■ Task directions ■
Write out every record in full, exactly as written, please.

■ Dataset records ■
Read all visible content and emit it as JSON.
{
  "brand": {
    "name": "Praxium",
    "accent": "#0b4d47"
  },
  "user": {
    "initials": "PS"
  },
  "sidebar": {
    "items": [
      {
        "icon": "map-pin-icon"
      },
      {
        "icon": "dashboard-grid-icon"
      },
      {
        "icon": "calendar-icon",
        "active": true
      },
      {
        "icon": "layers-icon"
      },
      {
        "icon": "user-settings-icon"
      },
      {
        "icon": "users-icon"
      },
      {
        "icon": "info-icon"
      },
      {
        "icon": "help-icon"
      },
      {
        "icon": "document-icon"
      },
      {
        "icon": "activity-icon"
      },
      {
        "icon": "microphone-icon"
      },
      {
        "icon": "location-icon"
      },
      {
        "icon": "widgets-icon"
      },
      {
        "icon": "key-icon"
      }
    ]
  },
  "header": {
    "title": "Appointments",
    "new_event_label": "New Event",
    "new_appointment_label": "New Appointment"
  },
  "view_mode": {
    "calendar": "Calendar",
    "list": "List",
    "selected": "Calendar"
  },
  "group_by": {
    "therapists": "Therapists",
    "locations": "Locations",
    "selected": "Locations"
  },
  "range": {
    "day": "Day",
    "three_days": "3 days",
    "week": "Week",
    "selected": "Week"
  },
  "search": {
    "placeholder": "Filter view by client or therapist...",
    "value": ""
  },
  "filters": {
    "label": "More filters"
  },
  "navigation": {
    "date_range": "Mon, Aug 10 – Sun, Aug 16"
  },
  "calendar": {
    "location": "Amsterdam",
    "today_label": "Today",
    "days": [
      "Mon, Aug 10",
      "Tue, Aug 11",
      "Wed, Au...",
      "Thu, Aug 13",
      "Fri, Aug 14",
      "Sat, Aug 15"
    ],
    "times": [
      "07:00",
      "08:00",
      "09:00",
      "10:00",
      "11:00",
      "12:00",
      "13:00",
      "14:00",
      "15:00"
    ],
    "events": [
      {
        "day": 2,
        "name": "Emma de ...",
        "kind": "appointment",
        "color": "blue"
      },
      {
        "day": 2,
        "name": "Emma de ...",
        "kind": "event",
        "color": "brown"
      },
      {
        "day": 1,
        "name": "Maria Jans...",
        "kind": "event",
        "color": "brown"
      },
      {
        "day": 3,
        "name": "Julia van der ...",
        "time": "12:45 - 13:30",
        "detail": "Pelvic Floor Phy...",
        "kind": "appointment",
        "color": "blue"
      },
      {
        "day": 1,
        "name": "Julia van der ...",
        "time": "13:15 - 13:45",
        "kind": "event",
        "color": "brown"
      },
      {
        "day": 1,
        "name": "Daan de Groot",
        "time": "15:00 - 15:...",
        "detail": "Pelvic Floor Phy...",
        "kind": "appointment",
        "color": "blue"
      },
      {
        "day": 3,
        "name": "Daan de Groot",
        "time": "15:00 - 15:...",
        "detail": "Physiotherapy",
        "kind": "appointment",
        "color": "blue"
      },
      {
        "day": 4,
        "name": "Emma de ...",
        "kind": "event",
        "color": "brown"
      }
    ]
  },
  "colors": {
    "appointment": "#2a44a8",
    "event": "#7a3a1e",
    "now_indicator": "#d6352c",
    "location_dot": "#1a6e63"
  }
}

■ Answer to this task ■
Read all visible content and emit it as JSON.
{
  "brand": {
    "name": "Praxium",
    "accent": "#0b4d47"
  },
  "user": {
    "initials": "PS"
  },
  "sidebar": {
    "items": [
      {
        "icon": "map-pin-icon"
      },
      {
        "icon": "dashboard-grid-icon"
      },
      {
        "icon": "calendar-icon",
        "active": true
      },
      {
        "icon": "layers-icon"
      },
      {
        "icon": "user-settings-icon"
      },
      {
        "icon": "users-icon"
      },
      {
        "icon": "info-icon"
      },
      {
        "icon": "help-icon"
      },
      {
        "icon": "document-icon"
      },
      {
        "icon": "activity-icon"
      },
      {
        "icon": "microphone-icon"
      },
      {
        "icon": "location-icon"
      },
      {
        "icon": "widgets-icon"
      },
      {
        "icon": "key-icon"
      }
    ]
  },
  "header": {
    "title": "Appointments",
    "new_event_label": "New Event",
    "new_appointment_label": "New Appointment"
  },
  "view_mode": {
    "calendar": "Calendar",
    "list": "List",
    "selected": "Calendar"
  },
  "group_by": {
    "therapists": "Therapists",
    "locations": "Locations",
    "selected": "Locations"
  },
  "range": {
    "day": "Day",
    "three_days": "3 days",
    "week": "Week",
    "selected": "Week"
  },
  "search": {
    "placeholder": "Filter view by client or therapist...",
    "value": ""
  },
  "filters": {
    "label": "More filters"
  },
  "navigation": {
    "date_range": "Mon, Aug 10 – Sun, Aug 16"
  },
  "calendar": {
    "location": "Amsterdam",
    "today_label": "Today",
    "days": [
      "Mon, Aug 10",
      "Tue, Aug 11",
      "Wed, Au...",
      "Thu, Aug 13",
      "Fri, Aug 14",
      "Sat, Aug 15"
    ],
    "times": [
      "07:00",
      "08:00",
      "09:00",
      "10:00",
      "11:00",
      "12:00",
      "13:00",
      "14:00",
      "15:00"
    ],
    "events": [
      {
        "day": 2,
        "name": "Emma de ...",
        "kind": "appointment",
        "color": "blue"
      },
      {
        "day": 2,
        "name": "Emma de ...",
        "kind": "event",
        "color": "brown"
      },
      {
        "day": 1,
        "name": "Maria Jans...",
        "kind": "event",
        "color": "brown"
      },
      {
        "day": 3,
        "name": "Julia van der ...",
        "time": "12:45 - 13:30",
        "detail": "Pelvic Floor Phy...",
        "kind": "appointment",
        "color": "blue"
      },
      {
        "day": 1,
        "name": "Julia van der ...",
        "time": "13:15 - 13:45",
        "kind": "event",
        "color": "brown"
      },
      {
        "day": 1,
        "name": "Daan de Groot",
        "time": "15:00 - 15:...",
        "detail": "Pelvic Floor Phy...",
        "kind": "appointment",
        "color": "blue"
      },
      {
        "day": 3,
        "name": "Daan de Groot",
        "time": "15:00 - 15:...",
        "detail": "Physiotherapy",
        "kind": "appointment",
        "color": "blue"
      },
      {
        "day": 4,
        "name": "Emma de ...",
        "kind": "event",
        "color": "brown"
      }
    ]
  },
  "colors": {
    "appointment": "#2a44a8",
    "event": "#7a3a1e",
    "now_indicator": "#d6352c",
    "location_dot": "#1a6e63"
  }
}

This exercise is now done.